*Data records*

▬▬▬

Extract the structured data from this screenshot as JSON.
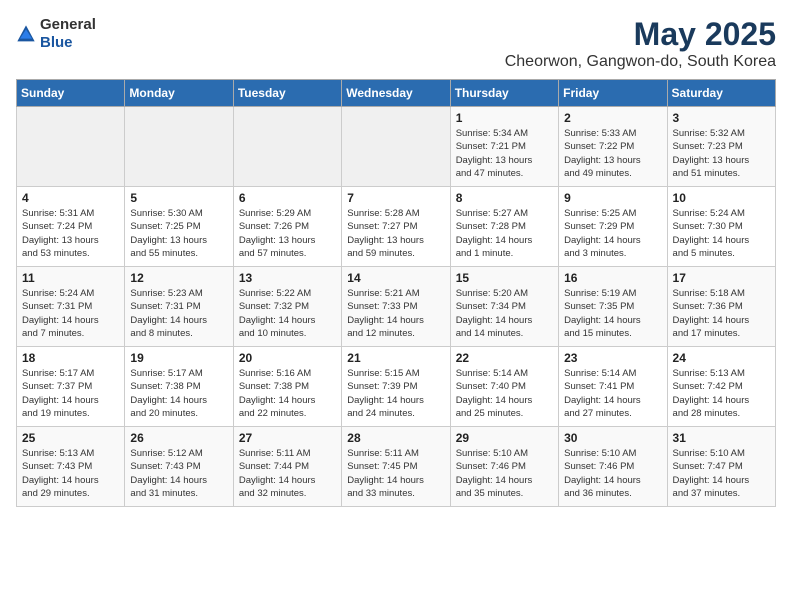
{
  "logo": {
    "general": "General",
    "blue": "Blue"
  },
  "title": "May 2025",
  "subtitle": "Cheorwon, Gangwon-do, South Korea",
  "days_of_week": [
    "Sunday",
    "Monday",
    "Tuesday",
    "Wednesday",
    "Thursday",
    "Friday",
    "Saturday"
  ],
  "weeks": [
    [
      {
        "day": "",
        "detail": ""
      },
      {
        "day": "",
        "detail": ""
      },
      {
        "day": "",
        "detail": ""
      },
      {
        "day": "",
        "detail": ""
      },
      {
        "day": "1",
        "detail": "Sunrise: 5:34 AM\nSunset: 7:21 PM\nDaylight: 13 hours\nand 47 minutes."
      },
      {
        "day": "2",
        "detail": "Sunrise: 5:33 AM\nSunset: 7:22 PM\nDaylight: 13 hours\nand 49 minutes."
      },
      {
        "day": "3",
        "detail": "Sunrise: 5:32 AM\nSunset: 7:23 PM\nDaylight: 13 hours\nand 51 minutes."
      }
    ],
    [
      {
        "day": "4",
        "detail": "Sunrise: 5:31 AM\nSunset: 7:24 PM\nDaylight: 13 hours\nand 53 minutes."
      },
      {
        "day": "5",
        "detail": "Sunrise: 5:30 AM\nSunset: 7:25 PM\nDaylight: 13 hours\nand 55 minutes."
      },
      {
        "day": "6",
        "detail": "Sunrise: 5:29 AM\nSunset: 7:26 PM\nDaylight: 13 hours\nand 57 minutes."
      },
      {
        "day": "7",
        "detail": "Sunrise: 5:28 AM\nSunset: 7:27 PM\nDaylight: 13 hours\nand 59 minutes."
      },
      {
        "day": "8",
        "detail": "Sunrise: 5:27 AM\nSunset: 7:28 PM\nDaylight: 14 hours\nand 1 minute."
      },
      {
        "day": "9",
        "detail": "Sunrise: 5:25 AM\nSunset: 7:29 PM\nDaylight: 14 hours\nand 3 minutes."
      },
      {
        "day": "10",
        "detail": "Sunrise: 5:24 AM\nSunset: 7:30 PM\nDaylight: 14 hours\nand 5 minutes."
      }
    ],
    [
      {
        "day": "11",
        "detail": "Sunrise: 5:24 AM\nSunset: 7:31 PM\nDaylight: 14 hours\nand 7 minutes."
      },
      {
        "day": "12",
        "detail": "Sunrise: 5:23 AM\nSunset: 7:31 PM\nDaylight: 14 hours\nand 8 minutes."
      },
      {
        "day": "13",
        "detail": "Sunrise: 5:22 AM\nSunset: 7:32 PM\nDaylight: 14 hours\nand 10 minutes."
      },
      {
        "day": "14",
        "detail": "Sunrise: 5:21 AM\nSunset: 7:33 PM\nDaylight: 14 hours\nand 12 minutes."
      },
      {
        "day": "15",
        "detail": "Sunrise: 5:20 AM\nSunset: 7:34 PM\nDaylight: 14 hours\nand 14 minutes."
      },
      {
        "day": "16",
        "detail": "Sunrise: 5:19 AM\nSunset: 7:35 PM\nDaylight: 14 hours\nand 15 minutes."
      },
      {
        "day": "17",
        "detail": "Sunrise: 5:18 AM\nSunset: 7:36 PM\nDaylight: 14 hours\nand 17 minutes."
      }
    ],
    [
      {
        "day": "18",
        "detail": "Sunrise: 5:17 AM\nSunset: 7:37 PM\nDaylight: 14 hours\nand 19 minutes."
      },
      {
        "day": "19",
        "detail": "Sunrise: 5:17 AM\nSunset: 7:38 PM\nDaylight: 14 hours\nand 20 minutes."
      },
      {
        "day": "20",
        "detail": "Sunrise: 5:16 AM\nSunset: 7:38 PM\nDaylight: 14 hours\nand 22 minutes."
      },
      {
        "day": "21",
        "detail": "Sunrise: 5:15 AM\nSunset: 7:39 PM\nDaylight: 14 hours\nand 24 minutes."
      },
      {
        "day": "22",
        "detail": "Sunrise: 5:14 AM\nSunset: 7:40 PM\nDaylight: 14 hours\nand 25 minutes."
      },
      {
        "day": "23",
        "detail": "Sunrise: 5:14 AM\nSunset: 7:41 PM\nDaylight: 14 hours\nand 27 minutes."
      },
      {
        "day": "24",
        "detail": "Sunrise: 5:13 AM\nSunset: 7:42 PM\nDaylight: 14 hours\nand 28 minutes."
      }
    ],
    [
      {
        "day": "25",
        "detail": "Sunrise: 5:13 AM\nSunset: 7:43 PM\nDaylight: 14 hours\nand 29 minutes."
      },
      {
        "day": "26",
        "detail": "Sunrise: 5:12 AM\nSunset: 7:43 PM\nDaylight: 14 hours\nand 31 minutes."
      },
      {
        "day": "27",
        "detail": "Sunrise: 5:11 AM\nSunset: 7:44 PM\nDaylight: 14 hours\nand 32 minutes."
      },
      {
        "day": "28",
        "detail": "Sunrise: 5:11 AM\nSunset: 7:45 PM\nDaylight: 14 hours\nand 33 minutes."
      },
      {
        "day": "29",
        "detail": "Sunrise: 5:10 AM\nSunset: 7:46 PM\nDaylight: 14 hours\nand 35 minutes."
      },
      {
        "day": "30",
        "detail": "Sunrise: 5:10 AM\nSunset: 7:46 PM\nDaylight: 14 hours\nand 36 minutes."
      },
      {
        "day": "31",
        "detail": "Sunrise: 5:10 AM\nSunset: 7:47 PM\nDaylight: 14 hours\nand 37 minutes."
      }
    ]
  ]
}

▬▬▬

*THE EXERCISE*
Restate every record exactly, please; do not copy the pictures.

*CORRECT RESULT*
Extract the structured data from this screenshot as JSON.
{
  "logo": {
    "general": "General",
    "blue": "Blue"
  },
  "title": "May 2025",
  "subtitle": "Cheorwon, Gangwon-do, South Korea",
  "days_of_week": [
    "Sunday",
    "Monday",
    "Tuesday",
    "Wednesday",
    "Thursday",
    "Friday",
    "Saturday"
  ],
  "weeks": [
    [
      {
        "day": "",
        "detail": ""
      },
      {
        "day": "",
        "detail": ""
      },
      {
        "day": "",
        "detail": ""
      },
      {
        "day": "",
        "detail": ""
      },
      {
        "day": "1",
        "detail": "Sunrise: 5:34 AM\nSunset: 7:21 PM\nDaylight: 13 hours\nand 47 minutes."
      },
      {
        "day": "2",
        "detail": "Sunrise: 5:33 AM\nSunset: 7:22 PM\nDaylight: 13 hours\nand 49 minutes."
      },
      {
        "day": "3",
        "detail": "Sunrise: 5:32 AM\nSunset: 7:23 PM\nDaylight: 13 hours\nand 51 minutes."
      }
    ],
    [
      {
        "day": "4",
        "detail": "Sunrise: 5:31 AM\nSunset: 7:24 PM\nDaylight: 13 hours\nand 53 minutes."
      },
      {
        "day": "5",
        "detail": "Sunrise: 5:30 AM\nSunset: 7:25 PM\nDaylight: 13 hours\nand 55 minutes."
      },
      {
        "day": "6",
        "detail": "Sunrise: 5:29 AM\nSunset: 7:26 PM\nDaylight: 13 hours\nand 57 minutes."
      },
      {
        "day": "7",
        "detail": "Sunrise: 5:28 AM\nSunset: 7:27 PM\nDaylight: 13 hours\nand 59 minutes."
      },
      {
        "day": "8",
        "detail": "Sunrise: 5:27 AM\nSunset: 7:28 PM\nDaylight: 14 hours\nand 1 minute."
      },
      {
        "day": "9",
        "detail": "Sunrise: 5:25 AM\nSunset: 7:29 PM\nDaylight: 14 hours\nand 3 minutes."
      },
      {
        "day": "10",
        "detail": "Sunrise: 5:24 AM\nSunset: 7:30 PM\nDaylight: 14 hours\nand 5 minutes."
      }
    ],
    [
      {
        "day": "11",
        "detail": "Sunrise: 5:24 AM\nSunset: 7:31 PM\nDaylight: 14 hours\nand 7 minutes."
      },
      {
        "day": "12",
        "detail": "Sunrise: 5:23 AM\nSunset: 7:31 PM\nDaylight: 14 hours\nand 8 minutes."
      },
      {
        "day": "13",
        "detail": "Sunrise: 5:22 AM\nSunset: 7:32 PM\nDaylight: 14 hours\nand 10 minutes."
      },
      {
        "day": "14",
        "detail": "Sunrise: 5:21 AM\nSunset: 7:33 PM\nDaylight: 14 hours\nand 12 minutes."
      },
      {
        "day": "15",
        "detail": "Sunrise: 5:20 AM\nSunset: 7:34 PM\nDaylight: 14 hours\nand 14 minutes."
      },
      {
        "day": "16",
        "detail": "Sunrise: 5:19 AM\nSunset: 7:35 PM\nDaylight: 14 hours\nand 15 minutes."
      },
      {
        "day": "17",
        "detail": "Sunrise: 5:18 AM\nSunset: 7:36 PM\nDaylight: 14 hours\nand 17 minutes."
      }
    ],
    [
      {
        "day": "18",
        "detail": "Sunrise: 5:17 AM\nSunset: 7:37 PM\nDaylight: 14 hours\nand 19 minutes."
      },
      {
        "day": "19",
        "detail": "Sunrise: 5:17 AM\nSunset: 7:38 PM\nDaylight: 14 hours\nand 20 minutes."
      },
      {
        "day": "20",
        "detail": "Sunrise: 5:16 AM\nSunset: 7:38 PM\nDaylight: 14 hours\nand 22 minutes."
      },
      {
        "day": "21",
        "detail": "Sunrise: 5:15 AM\nSunset: 7:39 PM\nDaylight: 14 hours\nand 24 minutes."
      },
      {
        "day": "22",
        "detail": "Sunrise: 5:14 AM\nSunset: 7:40 PM\nDaylight: 14 hours\nand 25 minutes."
      },
      {
        "day": "23",
        "detail": "Sunrise: 5:14 AM\nSunset: 7:41 PM\nDaylight: 14 hours\nand 27 minutes."
      },
      {
        "day": "24",
        "detail": "Sunrise: 5:13 AM\nSunset: 7:42 PM\nDaylight: 14 hours\nand 28 minutes."
      }
    ],
    [
      {
        "day": "25",
        "detail": "Sunrise: 5:13 AM\nSunset: 7:43 PM\nDaylight: 14 hours\nand 29 minutes."
      },
      {
        "day": "26",
        "detail": "Sunrise: 5:12 AM\nSunset: 7:43 PM\nDaylight: 14 hours\nand 31 minutes."
      },
      {
        "day": "27",
        "detail": "Sunrise: 5:11 AM\nSunset: 7:44 PM\nDaylight: 14 hours\nand 32 minutes."
      },
      {
        "day": "28",
        "detail": "Sunrise: 5:11 AM\nSunset: 7:45 PM\nDaylight: 14 hours\nand 33 minutes."
      },
      {
        "day": "29",
        "detail": "Sunrise: 5:10 AM\nSunset: 7:46 PM\nDaylight: 14 hours\nand 35 minutes."
      },
      {
        "day": "30",
        "detail": "Sunrise: 5:10 AM\nSunset: 7:46 PM\nDaylight: 14 hours\nand 36 minutes."
      },
      {
        "day": "31",
        "detail": "Sunrise: 5:10 AM\nSunset: 7:47 PM\nDaylight: 14 hours\nand 37 minutes."
      }
    ]
  ]
}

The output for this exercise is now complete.